- Aim of the exercise: Would you repeat the listing exactly but omit every picture?

_ _ _

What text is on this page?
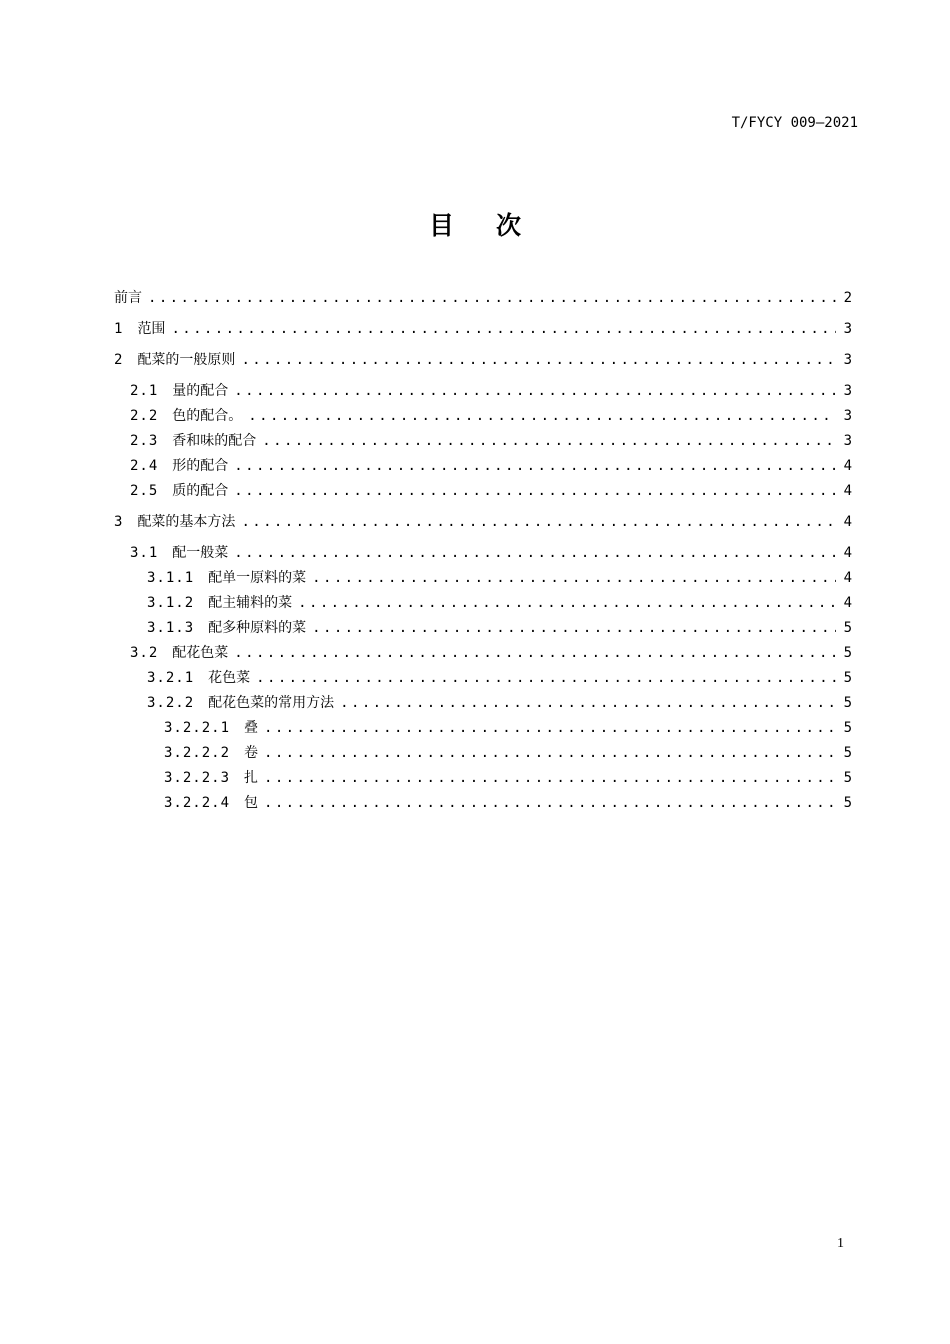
T/FYCY 009—2021
目次
前言 .....	2
1 范围 .....	3
2 配菜的一般原则 .....	3
2.1 量的配合 .....	3
2.2 色的配合。 .....	3
2.3 香和味的配合 .....	3
2.4 形的配合 .....	4
2.5 质的配合 .....	4
3 配菜的基本方法 .....	4
3.1 配一般菜 .....	4
3.1.1 配单一原料的菜 .....	4
3.1.2 配主辅料的菜 .....	4
3.1.3 配多种原料的菜 .....	5
3.2 配花色菜 .....	5
3.2.1 花色菜 .....	5
3.2.2 配花色菜的常用方法 .....	5
3.2.2.1 叠 .....	5
3.2.2.2 卷 .....	5
3.2.2.3 扎 .....	5
3.2.2.4 包 .....	5
1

_ _ _

- Response for this exercise:
What text is on this page?
T/FYCY 009—2021
目次
前言 .....	2
1 范围 .....	3
2 配菜的一般原则 .....	3
2.1 量的配合 .....	3
2.2 色的配合。 .....	3
2.3 香和味的配合 .....	3
2.4 形的配合 .....	4
2.5 质的配合 .....	4
3 配菜的基本方法 .....	4
3.1 配一般菜 .....	4
3.1.1 配单一原料的菜 .....	4
3.1.2 配主辅料的菜 .....	4
3.1.3 配多种原料的菜 .....	5
3.2 配花色菜 .....	5
3.2.1 花色菜 .....	5
3.2.2 配花色菜的常用方法 .....	5
3.2.2.1 叠 .....	5
3.2.2.2 卷 .....	5
3.2.2.3 扎 .....	5
3.2.2.4 包 .....	5
1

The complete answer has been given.